Can you transcribe every line exactly and leave the pictures behind?

·····

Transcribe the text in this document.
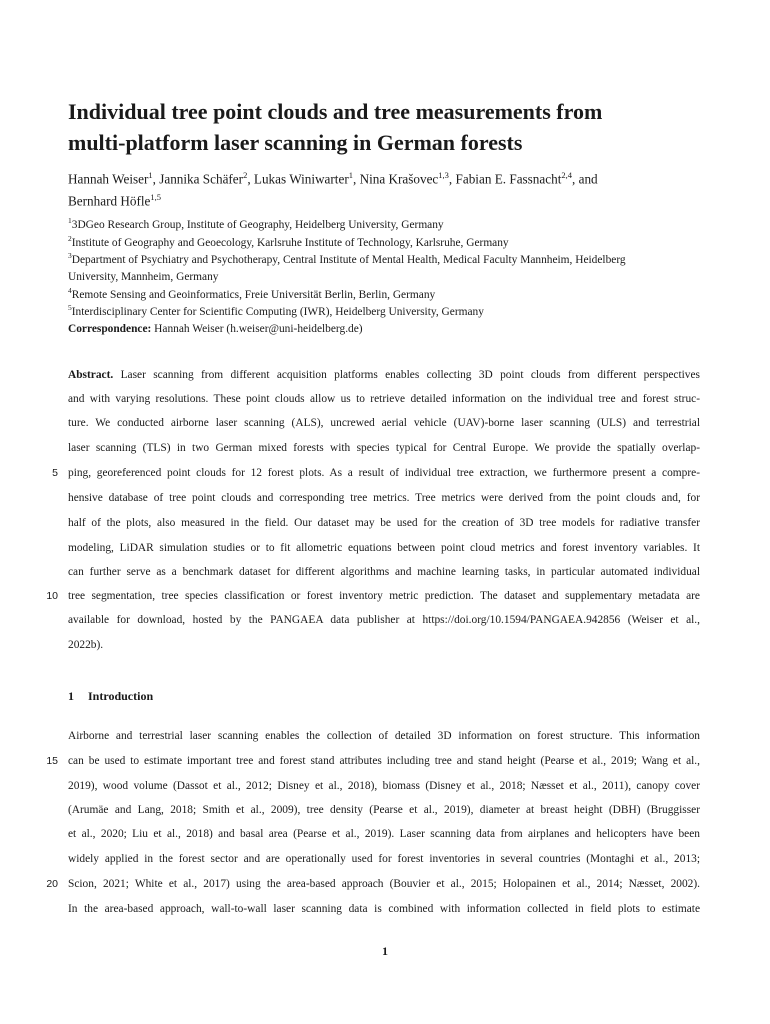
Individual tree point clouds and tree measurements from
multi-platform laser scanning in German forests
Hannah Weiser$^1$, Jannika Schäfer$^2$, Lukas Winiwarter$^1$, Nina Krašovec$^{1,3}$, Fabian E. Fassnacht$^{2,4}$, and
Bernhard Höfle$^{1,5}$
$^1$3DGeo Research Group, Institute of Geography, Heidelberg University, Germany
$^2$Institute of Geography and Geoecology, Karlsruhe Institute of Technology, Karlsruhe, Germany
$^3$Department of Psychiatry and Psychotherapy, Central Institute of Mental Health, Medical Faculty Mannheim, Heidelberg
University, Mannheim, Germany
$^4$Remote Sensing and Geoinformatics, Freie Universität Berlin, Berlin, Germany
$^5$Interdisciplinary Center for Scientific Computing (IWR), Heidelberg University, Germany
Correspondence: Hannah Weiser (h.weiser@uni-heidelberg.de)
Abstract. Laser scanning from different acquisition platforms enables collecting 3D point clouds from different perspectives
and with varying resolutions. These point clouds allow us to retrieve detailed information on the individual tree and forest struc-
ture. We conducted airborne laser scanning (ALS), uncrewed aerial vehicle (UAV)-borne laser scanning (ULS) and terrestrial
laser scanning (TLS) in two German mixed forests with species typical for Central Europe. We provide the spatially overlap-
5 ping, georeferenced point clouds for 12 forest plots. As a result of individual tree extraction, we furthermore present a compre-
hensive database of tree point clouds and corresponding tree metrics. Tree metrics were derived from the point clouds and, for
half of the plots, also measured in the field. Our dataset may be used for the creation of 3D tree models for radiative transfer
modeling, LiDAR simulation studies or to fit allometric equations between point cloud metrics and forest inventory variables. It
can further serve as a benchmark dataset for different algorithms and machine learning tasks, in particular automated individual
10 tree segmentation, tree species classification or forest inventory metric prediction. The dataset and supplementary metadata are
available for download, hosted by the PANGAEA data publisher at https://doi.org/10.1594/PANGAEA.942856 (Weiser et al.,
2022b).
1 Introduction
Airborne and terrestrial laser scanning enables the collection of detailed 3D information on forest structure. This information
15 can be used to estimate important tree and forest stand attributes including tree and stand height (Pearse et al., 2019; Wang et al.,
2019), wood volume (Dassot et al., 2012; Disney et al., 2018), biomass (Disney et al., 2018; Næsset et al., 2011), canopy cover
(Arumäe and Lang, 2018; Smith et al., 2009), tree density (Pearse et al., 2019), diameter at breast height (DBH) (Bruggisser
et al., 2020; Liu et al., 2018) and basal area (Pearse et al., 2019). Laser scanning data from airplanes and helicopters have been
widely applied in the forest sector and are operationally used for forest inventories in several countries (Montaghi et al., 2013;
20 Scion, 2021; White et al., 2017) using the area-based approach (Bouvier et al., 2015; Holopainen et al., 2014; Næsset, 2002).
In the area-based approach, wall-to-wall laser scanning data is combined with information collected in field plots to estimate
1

·····

▶ _OUTPUT BELOW_
Transcribe the text in this document.
Individual tree point clouds and tree measurements from
multi-platform laser scanning in German forests
Hannah Weiser$^1$, Jannika Schäfer$^2$, Lukas Winiwarter$^1$, Nina Krašovec$^{1,3}$, Fabian E. Fassnacht$^{2,4}$, and
Bernhard Höfle$^{1,5}$
$^1$3DGeo Research Group, Institute of Geography, Heidelberg University, Germany
$^2$Institute of Geography and Geoecology, Karlsruhe Institute of Technology, Karlsruhe, Germany
$^3$Department of Psychiatry and Psychotherapy, Central Institute of Mental Health, Medical Faculty Mannheim, Heidelberg
University, Mannheim, Germany
$^4$Remote Sensing and Geoinformatics, Freie Universität Berlin, Berlin, Germany
$^5$Interdisciplinary Center for Scientific Computing (IWR), Heidelberg University, Germany
Correspondence: Hannah Weiser (h.weiser@uni-heidelberg.de)
Abstract. Laser scanning from different acquisition platforms enables collecting 3D point clouds from different perspectives
and with varying resolutions. These point clouds allow us to retrieve detailed information on the individual tree and forest struc-
ture. We conducted airborne laser scanning (ALS), uncrewed aerial vehicle (UAV)-borne laser scanning (ULS) and terrestrial
laser scanning (TLS) in two German mixed forests with species typical for Central Europe. We provide the spatially overlap-
5 ping, georeferenced point clouds for 12 forest plots. As a result of individual tree extraction, we furthermore present a compre-
hensive database of tree point clouds and corresponding tree metrics. Tree metrics were derived from the point clouds and, for
half of the plots, also measured in the field. Our dataset may be used for the creation of 3D tree models for radiative transfer
modeling, LiDAR simulation studies or to fit allometric equations between point cloud metrics and forest inventory variables. It
can further serve as a benchmark dataset for different algorithms and machine learning tasks, in particular automated individual
10 tree segmentation, tree species classification or forest inventory metric prediction. The dataset and supplementary metadata are
available for download, hosted by the PANGAEA data publisher at https://doi.org/10.1594/PANGAEA.942856 (Weiser et al.,
2022b).
1 Introduction
Airborne and terrestrial laser scanning enables the collection of detailed 3D information on forest structure. This information
15 can be used to estimate important tree and forest stand attributes including tree and stand height (Pearse et al., 2019; Wang et al.,
2019), wood volume (Dassot et al., 2012; Disney et al., 2018), biomass (Disney et al., 2018; Næsset et al., 2011), canopy cover
(Arumäe and Lang, 2018; Smith et al., 2009), tree density (Pearse et al., 2019), diameter at breast height (DBH) (Bruggisser
et al., 2020; Liu et al., 2018) and basal area (Pearse et al., 2019). Laser scanning data from airplanes and helicopters have been
widely applied in the forest sector and are operationally used for forest inventories in several countries (Montaghi et al., 2013;
20 Scion, 2021; White et al., 2017) using the area-based approach (Bouvier et al., 2015; Holopainen et al., 2014; Næsset, 2002).
In the area-based approach, wall-to-wall laser scanning data is combined with information collected in field plots to estimate
1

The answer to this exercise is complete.